INSTRUCTION: Print each line of the listing once more, precisely as given.
══ DATA SHOWN ══
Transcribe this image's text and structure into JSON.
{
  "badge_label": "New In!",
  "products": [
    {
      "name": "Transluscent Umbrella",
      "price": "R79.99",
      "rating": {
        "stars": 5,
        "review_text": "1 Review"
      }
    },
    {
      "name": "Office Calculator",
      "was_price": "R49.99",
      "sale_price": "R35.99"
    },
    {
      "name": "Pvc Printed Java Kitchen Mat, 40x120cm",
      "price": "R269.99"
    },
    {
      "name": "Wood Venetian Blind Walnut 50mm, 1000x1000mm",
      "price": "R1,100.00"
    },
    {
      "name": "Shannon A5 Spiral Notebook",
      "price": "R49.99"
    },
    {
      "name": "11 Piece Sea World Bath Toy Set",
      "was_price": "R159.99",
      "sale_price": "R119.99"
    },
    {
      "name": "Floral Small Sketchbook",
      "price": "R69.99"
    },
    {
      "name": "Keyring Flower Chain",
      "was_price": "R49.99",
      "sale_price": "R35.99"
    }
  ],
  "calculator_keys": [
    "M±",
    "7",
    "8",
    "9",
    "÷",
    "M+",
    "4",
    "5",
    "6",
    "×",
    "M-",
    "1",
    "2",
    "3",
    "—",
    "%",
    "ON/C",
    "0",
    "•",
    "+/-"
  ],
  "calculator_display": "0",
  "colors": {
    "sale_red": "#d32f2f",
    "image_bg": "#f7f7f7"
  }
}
═══
FULL SOLUTION:
Transcribe this image's text and structure into JSON.
{
  "badge_label": "New In!",
  "products": [
    {
      "name": "Transluscent Umbrella",
      "price": "R79.99",
      "rating": {
        "stars": 5,
        "review_text": "1 Review"
      }
    },
    {
      "name": "Office Calculator",
      "was_price": "R49.99",
      "sale_price": "R35.99"
    },
    {
      "name": "Pvc Printed Java Kitchen Mat, 40x120cm",
      "price": "R269.99"
    },
    {
      "name": "Wood Venetian Blind Walnut 50mm, 1000x1000mm",
      "price": "R1,100.00"
    },
    {
      "name": "Shannon A5 Spiral Notebook",
      "price": "R49.99"
    },
    {
      "name": "11 Piece Sea World Bath Toy Set",
      "was_price": "R159.99",
      "sale_price": "R119.99"
    },
    {
      "name": "Floral Small Sketchbook",
      "price": "R69.99"
    },
    {
      "name": "Keyring Flower Chain",
      "was_price": "R49.99",
      "sale_price": "R35.99"
    }
  ],
  "calculator_keys": [
    "M±",
    "7",
    "8",
    "9",
    "÷",
    "M+",
    "4",
    "5",
    "6",
    "×",
    "M-",
    "1",
    "2",
    "3",
    "—",
    "%",
    "ON/C",
    "0",
    "•",
    "+/-"
  ],
  "calculator_display": "0",
  "colors": {
    "sale_red": "#d32f2f",
    "image_bg": "#f7f7f7"
  }
}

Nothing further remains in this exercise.